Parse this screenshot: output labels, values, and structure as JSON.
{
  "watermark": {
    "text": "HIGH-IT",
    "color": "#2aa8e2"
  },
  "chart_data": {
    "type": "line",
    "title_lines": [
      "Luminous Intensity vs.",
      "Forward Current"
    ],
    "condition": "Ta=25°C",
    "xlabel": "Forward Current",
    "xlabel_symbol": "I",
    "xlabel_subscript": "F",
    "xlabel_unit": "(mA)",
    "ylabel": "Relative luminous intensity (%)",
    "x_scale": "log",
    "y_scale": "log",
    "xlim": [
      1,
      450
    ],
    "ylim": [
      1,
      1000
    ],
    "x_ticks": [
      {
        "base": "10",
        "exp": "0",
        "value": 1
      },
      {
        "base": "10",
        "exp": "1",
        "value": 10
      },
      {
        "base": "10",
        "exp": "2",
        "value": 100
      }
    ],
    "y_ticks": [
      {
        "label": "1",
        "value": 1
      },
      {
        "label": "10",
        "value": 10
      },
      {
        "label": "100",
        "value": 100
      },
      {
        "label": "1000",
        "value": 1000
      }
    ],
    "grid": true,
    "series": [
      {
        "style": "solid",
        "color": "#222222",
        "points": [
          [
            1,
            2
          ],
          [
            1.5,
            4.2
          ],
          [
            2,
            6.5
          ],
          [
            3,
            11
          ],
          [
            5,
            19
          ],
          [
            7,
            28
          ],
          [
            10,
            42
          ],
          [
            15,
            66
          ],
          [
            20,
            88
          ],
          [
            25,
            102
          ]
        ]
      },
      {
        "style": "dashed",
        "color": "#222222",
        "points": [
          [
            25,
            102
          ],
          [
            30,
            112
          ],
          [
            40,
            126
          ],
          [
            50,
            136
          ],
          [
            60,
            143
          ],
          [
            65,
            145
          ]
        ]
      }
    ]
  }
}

☆ ☆ ☆ ☆

• Given instruction:
Write the data out again in full and exactly.

• Solution below:
Parse this screenshot: output labels, values, and structure as JSON.
{
  "watermark": {
    "text": "HIGH-IT",
    "color": "#2aa8e2"
  },
  "chart_data": {
    "type": "line",
    "title_lines": [
      "Luminous Intensity vs.",
      "Forward Current"
    ],
    "condition": "Ta=25°C",
    "xlabel": "Forward Current",
    "xlabel_symbol": "I",
    "xlabel_subscript": "F",
    "xlabel_unit": "(mA)",
    "ylabel": "Relative luminous intensity (%)",
    "x_scale": "log",
    "y_scale": "log",
    "xlim": [
      1,
      450
    ],
    "ylim": [
      1,
      1000
    ],
    "x_ticks": [
      {
        "base": "10",
        "exp": "0",
        "value": 1
      },
      {
        "base": "10",
        "exp": "1",
        "value": 10
      },
      {
        "base": "10",
        "exp": "2",
        "value": 100
      }
    ],
    "y_ticks": [
      {
        "label": "1",
        "value": 1
      },
      {
        "label": "10",
        "value": 10
      },
      {
        "label": "100",
        "value": 100
      },
      {
        "label": "1000",
        "value": 1000
      }
    ],
    "grid": true,
    "series": [
      {
        "style": "solid",
        "color": "#222222",
        "points": [
          [
            1,
            2
          ],
          [
            1.5,
            4.2
          ],
          [
            2,
            6.5
          ],
          [
            3,
            11
          ],
          [
            5,
            19
          ],
          [
            7,
            28
          ],
          [
            10,
            42
          ],
          [
            15,
            66
          ],
          [
            20,
            88
          ],
          [
            25,
            102
          ]
        ]
      },
      {
        "style": "dashed",
        "color": "#222222",
        "points": [
          [
            25,
            102
          ],
          [
            30,
            112
          ],
          [
            40,
            126
          ],
          [
            50,
            136
          ],
          [
            60,
            143
          ],
          [
            65,
            145
          ]
        ]
      }
    ]
  }
}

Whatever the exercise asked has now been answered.